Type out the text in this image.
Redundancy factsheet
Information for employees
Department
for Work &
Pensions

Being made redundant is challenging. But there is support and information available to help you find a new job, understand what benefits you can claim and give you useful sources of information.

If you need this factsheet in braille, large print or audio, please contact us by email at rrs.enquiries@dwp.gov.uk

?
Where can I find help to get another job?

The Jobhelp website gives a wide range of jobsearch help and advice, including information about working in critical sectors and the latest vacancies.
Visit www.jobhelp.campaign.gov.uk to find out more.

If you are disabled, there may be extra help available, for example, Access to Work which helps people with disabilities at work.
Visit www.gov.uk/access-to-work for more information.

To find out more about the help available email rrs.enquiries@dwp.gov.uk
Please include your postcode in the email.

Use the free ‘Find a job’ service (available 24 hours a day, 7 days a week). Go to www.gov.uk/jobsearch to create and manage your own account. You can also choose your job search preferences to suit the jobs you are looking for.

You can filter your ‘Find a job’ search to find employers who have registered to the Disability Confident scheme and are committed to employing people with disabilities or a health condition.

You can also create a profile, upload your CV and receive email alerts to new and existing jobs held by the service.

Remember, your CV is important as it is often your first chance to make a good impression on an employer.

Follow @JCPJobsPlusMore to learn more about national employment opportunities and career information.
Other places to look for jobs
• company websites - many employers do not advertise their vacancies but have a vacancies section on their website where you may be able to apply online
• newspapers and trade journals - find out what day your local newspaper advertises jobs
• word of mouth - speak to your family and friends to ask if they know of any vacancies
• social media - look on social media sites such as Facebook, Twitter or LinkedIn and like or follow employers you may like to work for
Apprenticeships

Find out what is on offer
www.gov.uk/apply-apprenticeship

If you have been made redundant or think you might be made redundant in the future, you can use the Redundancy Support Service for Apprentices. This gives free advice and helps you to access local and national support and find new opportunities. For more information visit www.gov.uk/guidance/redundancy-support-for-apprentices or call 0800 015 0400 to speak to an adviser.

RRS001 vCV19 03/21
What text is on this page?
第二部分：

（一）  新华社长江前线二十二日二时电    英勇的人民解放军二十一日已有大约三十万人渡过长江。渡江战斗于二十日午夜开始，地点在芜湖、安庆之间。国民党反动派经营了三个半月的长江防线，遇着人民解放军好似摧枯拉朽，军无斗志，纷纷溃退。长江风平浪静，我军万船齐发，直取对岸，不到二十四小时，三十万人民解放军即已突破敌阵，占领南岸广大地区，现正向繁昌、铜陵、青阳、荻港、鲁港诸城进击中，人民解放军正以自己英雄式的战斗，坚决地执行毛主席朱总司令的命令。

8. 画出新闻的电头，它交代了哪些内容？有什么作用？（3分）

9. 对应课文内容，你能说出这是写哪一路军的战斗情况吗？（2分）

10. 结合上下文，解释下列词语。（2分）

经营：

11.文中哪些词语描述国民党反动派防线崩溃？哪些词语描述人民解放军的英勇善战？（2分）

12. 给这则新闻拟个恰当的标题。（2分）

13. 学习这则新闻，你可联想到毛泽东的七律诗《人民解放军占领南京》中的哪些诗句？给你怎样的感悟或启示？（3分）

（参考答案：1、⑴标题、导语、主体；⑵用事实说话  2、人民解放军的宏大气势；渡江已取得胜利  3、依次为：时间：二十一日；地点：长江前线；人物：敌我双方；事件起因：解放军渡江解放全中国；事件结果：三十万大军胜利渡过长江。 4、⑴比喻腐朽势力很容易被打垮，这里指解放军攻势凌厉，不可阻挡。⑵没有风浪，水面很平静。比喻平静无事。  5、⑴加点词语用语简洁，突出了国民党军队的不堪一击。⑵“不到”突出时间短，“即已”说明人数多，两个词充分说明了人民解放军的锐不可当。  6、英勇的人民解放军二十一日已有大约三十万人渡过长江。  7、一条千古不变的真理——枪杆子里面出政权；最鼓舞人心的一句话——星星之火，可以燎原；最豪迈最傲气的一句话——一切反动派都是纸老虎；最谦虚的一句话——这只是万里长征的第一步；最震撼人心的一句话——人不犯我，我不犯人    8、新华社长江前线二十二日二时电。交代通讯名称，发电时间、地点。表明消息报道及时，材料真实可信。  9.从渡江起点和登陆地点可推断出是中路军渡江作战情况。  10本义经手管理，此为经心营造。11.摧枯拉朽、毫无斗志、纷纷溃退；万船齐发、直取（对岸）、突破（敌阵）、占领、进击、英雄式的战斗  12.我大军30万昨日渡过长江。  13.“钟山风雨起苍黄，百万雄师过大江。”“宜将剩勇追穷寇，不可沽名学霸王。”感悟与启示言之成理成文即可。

**Requirements**. Take every line that includes the string "free" and copy it.

**Task answer**.
Use the free ‘Find a job’ service (available 24 hours a day, 7 days a week). Go to www.gov.uk/jobsearch to create and manage your own account. You can also choose your job search preferences to suit the jobs you are looking for.
If you have been made redundant or think you might be made redundant in the future, you can use the Redundancy Support Service for Apprentices. This gives free advice and helps you to access local and national support and find new opportunities. For more information visit www.gov.uk/guidance/redundancy-support-for-apprentices or call 0800 015 0400 to speak to an adviser.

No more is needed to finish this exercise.